▶ Collected data:
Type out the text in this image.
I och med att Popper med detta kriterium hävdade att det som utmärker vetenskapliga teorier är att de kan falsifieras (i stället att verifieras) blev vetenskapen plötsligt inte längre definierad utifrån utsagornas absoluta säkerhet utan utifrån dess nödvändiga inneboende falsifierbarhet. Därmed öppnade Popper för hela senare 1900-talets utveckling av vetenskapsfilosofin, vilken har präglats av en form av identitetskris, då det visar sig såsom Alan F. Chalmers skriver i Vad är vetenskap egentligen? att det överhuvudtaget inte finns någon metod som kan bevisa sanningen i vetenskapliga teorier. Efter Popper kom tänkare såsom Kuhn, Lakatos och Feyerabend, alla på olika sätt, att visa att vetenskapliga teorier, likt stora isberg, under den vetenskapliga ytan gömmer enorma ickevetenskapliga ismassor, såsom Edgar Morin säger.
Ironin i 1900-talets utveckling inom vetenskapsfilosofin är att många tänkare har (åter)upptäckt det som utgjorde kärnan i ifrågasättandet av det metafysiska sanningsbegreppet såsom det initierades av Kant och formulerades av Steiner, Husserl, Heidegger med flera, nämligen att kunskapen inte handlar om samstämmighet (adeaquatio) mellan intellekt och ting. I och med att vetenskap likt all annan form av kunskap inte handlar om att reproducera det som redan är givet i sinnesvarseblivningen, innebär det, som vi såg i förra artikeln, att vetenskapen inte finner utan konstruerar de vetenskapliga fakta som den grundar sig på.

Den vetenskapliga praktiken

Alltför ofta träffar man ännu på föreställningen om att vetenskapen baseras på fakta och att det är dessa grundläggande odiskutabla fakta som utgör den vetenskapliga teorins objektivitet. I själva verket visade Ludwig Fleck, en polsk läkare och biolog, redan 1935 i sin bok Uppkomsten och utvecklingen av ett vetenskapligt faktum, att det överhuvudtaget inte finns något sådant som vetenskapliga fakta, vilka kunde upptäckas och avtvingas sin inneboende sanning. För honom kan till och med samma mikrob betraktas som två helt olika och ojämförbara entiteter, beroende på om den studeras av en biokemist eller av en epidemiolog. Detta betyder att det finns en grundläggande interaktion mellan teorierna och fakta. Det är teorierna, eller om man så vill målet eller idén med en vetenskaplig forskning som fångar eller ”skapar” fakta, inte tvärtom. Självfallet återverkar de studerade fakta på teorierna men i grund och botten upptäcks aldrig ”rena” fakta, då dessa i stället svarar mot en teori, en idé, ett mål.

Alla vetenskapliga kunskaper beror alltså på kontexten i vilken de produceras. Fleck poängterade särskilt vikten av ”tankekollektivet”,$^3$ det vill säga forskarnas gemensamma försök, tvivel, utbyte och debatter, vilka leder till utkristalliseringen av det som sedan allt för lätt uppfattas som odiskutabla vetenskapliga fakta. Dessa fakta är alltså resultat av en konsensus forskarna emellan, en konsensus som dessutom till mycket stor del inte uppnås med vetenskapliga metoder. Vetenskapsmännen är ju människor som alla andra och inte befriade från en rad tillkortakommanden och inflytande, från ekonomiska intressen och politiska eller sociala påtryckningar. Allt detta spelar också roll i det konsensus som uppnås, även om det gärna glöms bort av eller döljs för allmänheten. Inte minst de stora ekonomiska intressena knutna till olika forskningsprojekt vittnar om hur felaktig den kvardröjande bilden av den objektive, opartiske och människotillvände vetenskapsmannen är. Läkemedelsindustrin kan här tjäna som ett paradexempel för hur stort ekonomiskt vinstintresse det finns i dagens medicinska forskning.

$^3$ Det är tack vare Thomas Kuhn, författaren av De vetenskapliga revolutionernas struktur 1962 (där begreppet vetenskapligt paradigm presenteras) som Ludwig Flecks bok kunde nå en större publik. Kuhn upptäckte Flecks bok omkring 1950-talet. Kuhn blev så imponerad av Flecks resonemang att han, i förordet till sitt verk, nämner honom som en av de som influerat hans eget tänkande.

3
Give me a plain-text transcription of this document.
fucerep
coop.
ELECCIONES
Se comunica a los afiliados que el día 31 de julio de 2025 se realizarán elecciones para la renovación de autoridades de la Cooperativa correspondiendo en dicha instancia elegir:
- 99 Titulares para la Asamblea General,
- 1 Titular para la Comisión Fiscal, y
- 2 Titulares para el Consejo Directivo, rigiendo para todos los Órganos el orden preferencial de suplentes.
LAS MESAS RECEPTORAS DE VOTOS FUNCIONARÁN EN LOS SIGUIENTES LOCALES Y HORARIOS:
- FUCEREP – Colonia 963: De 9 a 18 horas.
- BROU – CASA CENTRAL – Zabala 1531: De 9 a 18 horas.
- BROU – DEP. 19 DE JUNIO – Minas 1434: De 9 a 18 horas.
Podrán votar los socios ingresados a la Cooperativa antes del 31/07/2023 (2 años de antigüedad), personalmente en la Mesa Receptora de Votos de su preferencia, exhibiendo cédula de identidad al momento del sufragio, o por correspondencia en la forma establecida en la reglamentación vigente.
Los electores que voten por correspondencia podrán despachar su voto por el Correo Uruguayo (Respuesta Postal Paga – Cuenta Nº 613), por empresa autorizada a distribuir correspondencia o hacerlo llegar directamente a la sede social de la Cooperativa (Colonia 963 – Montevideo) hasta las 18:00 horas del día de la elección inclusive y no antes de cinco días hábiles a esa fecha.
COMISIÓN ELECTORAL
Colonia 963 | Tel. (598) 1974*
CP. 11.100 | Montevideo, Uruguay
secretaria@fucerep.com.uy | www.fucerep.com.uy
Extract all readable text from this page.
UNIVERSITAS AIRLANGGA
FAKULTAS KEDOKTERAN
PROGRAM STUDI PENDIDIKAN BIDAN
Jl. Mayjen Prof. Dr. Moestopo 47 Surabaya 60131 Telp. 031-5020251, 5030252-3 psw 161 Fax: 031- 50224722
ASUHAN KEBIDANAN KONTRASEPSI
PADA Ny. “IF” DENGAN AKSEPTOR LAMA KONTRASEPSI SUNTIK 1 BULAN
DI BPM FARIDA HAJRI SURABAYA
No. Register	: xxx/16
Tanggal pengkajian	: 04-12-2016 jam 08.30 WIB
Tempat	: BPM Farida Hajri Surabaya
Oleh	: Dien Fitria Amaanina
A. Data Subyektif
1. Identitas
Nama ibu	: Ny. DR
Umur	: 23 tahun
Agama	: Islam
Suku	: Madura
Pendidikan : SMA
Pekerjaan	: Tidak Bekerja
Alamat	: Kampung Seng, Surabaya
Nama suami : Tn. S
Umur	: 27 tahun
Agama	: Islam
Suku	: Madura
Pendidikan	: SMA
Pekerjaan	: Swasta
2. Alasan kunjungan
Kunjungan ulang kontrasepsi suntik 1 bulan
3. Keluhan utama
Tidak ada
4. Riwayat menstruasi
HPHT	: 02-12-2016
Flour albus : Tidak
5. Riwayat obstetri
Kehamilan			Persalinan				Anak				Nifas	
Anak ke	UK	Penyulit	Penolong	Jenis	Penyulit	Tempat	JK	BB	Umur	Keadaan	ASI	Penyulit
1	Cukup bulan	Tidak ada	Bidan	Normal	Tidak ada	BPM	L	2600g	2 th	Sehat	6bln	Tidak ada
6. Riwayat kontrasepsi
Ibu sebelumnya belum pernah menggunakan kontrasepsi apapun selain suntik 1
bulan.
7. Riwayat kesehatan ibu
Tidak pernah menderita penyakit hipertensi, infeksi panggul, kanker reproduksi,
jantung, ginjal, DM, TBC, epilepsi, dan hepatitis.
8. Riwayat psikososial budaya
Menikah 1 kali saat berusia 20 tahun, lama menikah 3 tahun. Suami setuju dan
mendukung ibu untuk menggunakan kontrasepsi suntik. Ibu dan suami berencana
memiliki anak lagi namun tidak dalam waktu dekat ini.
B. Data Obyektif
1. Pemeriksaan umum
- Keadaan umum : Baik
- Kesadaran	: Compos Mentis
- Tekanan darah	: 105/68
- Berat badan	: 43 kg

▶ TASK DIRECTIONS:
Select every line where the word "antes" occurs.

▶ WRITTEN ANSWER:
Podrán votar los socios ingresados a la Cooperativa antes del 31/07/2023 (2 años de antigüedad), personalmente en la Mesa Receptora de Votos de su preferencia, exhibiendo cédula de identidad al momento del sufragio, o por correspondencia en la forma establecida en la reglamentación vigente.
Los electores que voten por correspondencia podrán despachar su voto por el Correo Uruguayo (Respuesta Postal Paga – Cuenta Nº 613), por empresa autorizada a distribuir correspondencia o hacerlo llegar directamente a la sede social de la Cooperativa (Colonia 963 – Montevideo) hasta las 18:00 horas del día de la elección inclusive y no antes de cinco días hábiles a esa fecha.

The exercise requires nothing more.